§ Exercise goal:
Print every line of the data entries below, word for word, from the line containing "y-tick-label: 5000 — [43, 408, 72, 422]" down to the line containing "bar-2010 — [241, 275, 258, 457]", both of those lines included.

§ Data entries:
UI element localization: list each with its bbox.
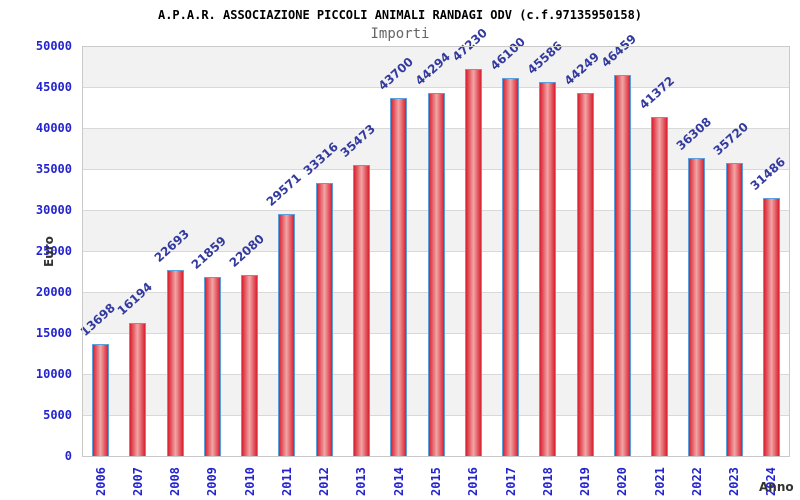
y-tick-label: 5000 — [43, 408, 72, 422]
x-axis-title: Anno — [759, 480, 794, 494]
bar-2019 — [577, 93, 594, 457]
y-tick-label: 30000 — [35, 203, 72, 217]
bar-2023 — [726, 163, 743, 457]
bar-2007 — [129, 323, 146, 457]
x-tick-label: 2016 — [466, 467, 480, 496]
x-tick-label: 2021 — [653, 467, 667, 496]
x-tick-label: 2009 — [205, 467, 219, 496]
bar-2014 — [390, 98, 407, 457]
x-tick-label: 2008 — [168, 467, 182, 496]
bar-2006 — [92, 344, 109, 457]
bar-2022 — [688, 158, 705, 457]
bar-2010 — [241, 275, 258, 457]
grid-band — [82, 46, 790, 87]
x-tick-label: 2018 — [541, 467, 555, 496]
bar-2024 — [763, 198, 780, 457]
y-tick-label: 40000 — [35, 121, 72, 135]
bar-2020 — [614, 75, 631, 457]
chart-subtitle: Importi — [370, 26, 430, 42]
bar-2013 — [353, 165, 370, 457]
x-tick-label: 2006 — [94, 467, 108, 496]
x-tick-label: 2015 — [429, 467, 443, 496]
x-tick-label: 2017 — [504, 467, 518, 496]
y-axis-title: Euro — [42, 236, 56, 267]
x-tick-label: 2022 — [690, 467, 704, 496]
x-tick-label: 2007 — [131, 467, 145, 496]
chart-title: A.P.A.R. ASSOCIAZIONE PICCOLI ANIMALI RA… — [157, 8, 643, 22]
x-tick-label: 2023 — [727, 467, 741, 496]
grid-line — [82, 46, 790, 47]
y-tick-label: 0 — [64, 449, 72, 463]
bar-2016 — [465, 69, 482, 457]
bar-2012 — [316, 183, 333, 457]
y-tick-label: 20000 — [35, 285, 72, 299]
bar-2017 — [502, 78, 519, 457]
x-tick-label: 2011 — [280, 467, 294, 496]
grid-line — [82, 87, 790, 88]
bar-2018 — [539, 82, 556, 457]
bar-2009 — [204, 277, 221, 457]
x-tick-label: 2020 — [615, 467, 629, 496]
y-tick-label: 45000 — [35, 80, 72, 94]
y-tick-label: 25000 — [35, 244, 72, 258]
x-tick-label: 2019 — [578, 467, 592, 496]
y-tick-label: 50000 — [35, 39, 72, 53]
plot-area: 13698 16194 22693 21859 22080 29571 33316 35473… — [78, 26, 790, 457]
bar-value-label: 29571 — [263, 170, 305, 209]
x-tick-label: 2013 — [354, 467, 368, 496]
bar-2011 — [278, 214, 295, 457]
x-tick-label: 2012 — [317, 467, 331, 496]
y-tick-label: 10000 — [35, 367, 72, 381]
x-tick-label: 2010 — [243, 467, 257, 496]
bar-2021 — [651, 117, 668, 457]
y-tick-label: 15000 — [35, 326, 72, 340]
y-tick-label: 35000 — [35, 162, 72, 176]
bar-2008 — [167, 270, 184, 457]
x-tick-label: 2014 — [392, 467, 406, 496]
bar-2015 — [428, 93, 445, 457]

§ Finished exercise:
y-tick-label: 5000 — [43, 408, 72, 422]
x-axis-title: Anno — [759, 480, 794, 494]
bar-2019 — [577, 93, 594, 457]
y-tick-label: 30000 — [35, 203, 72, 217]
bar-2023 — [726, 163, 743, 457]
bar-2007 — [129, 323, 146, 457]
x-tick-label: 2016 — [466, 467, 480, 496]
x-tick-label: 2021 — [653, 467, 667, 496]
x-tick-label: 2009 — [205, 467, 219, 496]
bar-2014 — [390, 98, 407, 457]
x-tick-label: 2008 — [168, 467, 182, 496]
bar-2006 — [92, 344, 109, 457]
bar-2022 — [688, 158, 705, 457]
bar-2010 — [241, 275, 258, 457]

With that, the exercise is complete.